[Begin DATASET RECORDS]

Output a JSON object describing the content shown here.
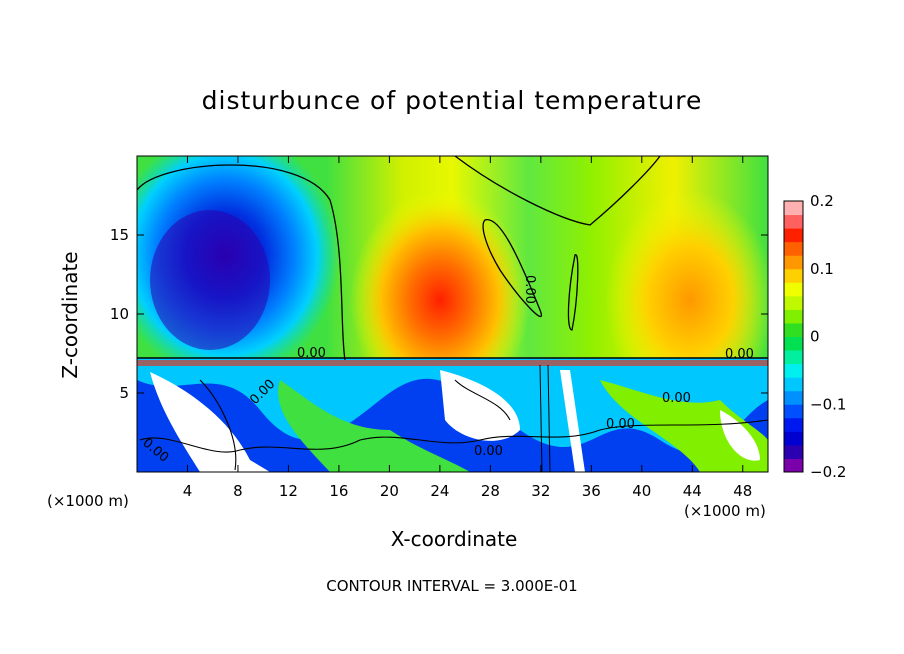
{
  "chart_data": {
    "type": "heatmap",
    "title": "disturbunce of potential temperature",
    "xlabel": "X-coordinate",
    "ylabel": "Z-coordinate",
    "x_unit": "(×1000 m)",
    "x_unit_right": "(×1000 m)",
    "footer": "CONTOUR INTERVAL = 3.000E-01",
    "xlim": [
      0,
      50
    ],
    "ylim": [
      0,
      20
    ],
    "x_ticks": [
      4,
      8,
      12,
      16,
      20,
      24,
      28,
      32,
      36,
      40,
      44,
      48
    ],
    "y_ticks": [
      5,
      10,
      15
    ],
    "contour_labels": [
      "0.00",
      "0.00",
      "0.00",
      "0.00",
      "0.00",
      "0.00",
      "0.00",
      "0.00"
    ],
    "colorbar": {
      "min": -0.2,
      "max": 0.2,
      "tick_values": [
        0.2,
        0.1,
        0,
        -0.1,
        -0.2
      ],
      "tick_labels": [
        "0.2",
        "0.1",
        "0",
        "−0.1",
        "−0.2"
      ],
      "colors": [
        "#7a00aa",
        "#2a00b0",
        "#0000d0",
        "#0018f0",
        "#0050ff",
        "#0090ff",
        "#00c8ff",
        "#00f0f0",
        "#00f0a0",
        "#00e050",
        "#30e020",
        "#80f000",
        "#c0f800",
        "#f0ff00",
        "#ffd000",
        "#ff9800",
        "#ff6000",
        "#ff2000",
        "#ff6060",
        "#ffb0b0"
      ]
    },
    "fields": {
      "upper_left": "negative",
      "upper_center": "positive",
      "upper_right": "positive",
      "lower_band": "mixed"
    }
  }
}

[End DATASET RECORDS]

Using the listing above, say how many of its lines contain the string "positive", giving nothing but the figure.

2